> Supplied passage
[Begin]
Peter Stothard has been the editor of the Times Literary Supplement (TLS) for
over a decade. He is a learned man, extensively read, erudite, scholarly,
literate, and knowledgeable, a man of letters, as, I imagine, educated and
cultivated men (they are usually men) are described in English novels of the
Regency period. (I ‘imagine’ because, after reading Pride and Prejudice, I
would pay to watch Countdown, than read another Regency novel. If you want to
experience the illusion of time moving really slowly, a minute appearing like
an hour and an hour like a day, giving you ample time to appreciate the
futility of life, look no further than a Jane Austen novel; but pointlessness
is no reason to prolong a useless life.) That must be the reason, or one of the
many (worthy) reasons, why Stothard was chosen / elected to chair this year’s
Man Booker committee. (I know not how these committees are formed, but if you
know how things are done in our land of nobs and snobs—and I have a shrewd
guess as to which category Stothard belongs—you will have no trouble in
figuring out how chairs of such committees are selected.)
[End]
> Data lines
[Begin]
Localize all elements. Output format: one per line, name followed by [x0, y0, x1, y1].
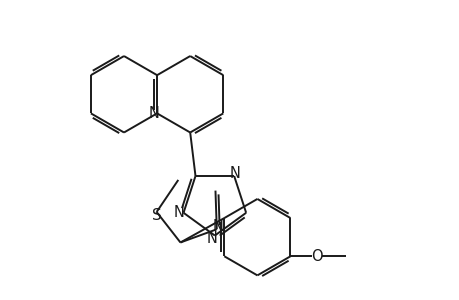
[End]
> Requests
1. According to the passage about Peter Stothard, how long has he been the editor of the Times Literary Supplement?
2. List every word or phrase that the passage about Peter Stothard uses to describe him in the sentence beginning "He is a learned man".
3. Say whether each statement agrees with the passage about Peter Stothard: (a) The writer has read Pride and Prejudice. (b) The writer knows how the Man Booker committees are formed. (c) Stothard chairs this year's Man Booker committee. Answer yes or no for each, quoting the words of the passage that decide it.

> Solution list
1. Over a decade.

2. learned, extensively read, erudite, scholarly, literate, knowledgeable, a man of letters

3.
(a) Yes: "after reading Pride and Prejudice"
(b) No: "I know not how these committees are formed"
(c) Yes: "Stothard was chosen / elected to chair this year’s Man Booker committee"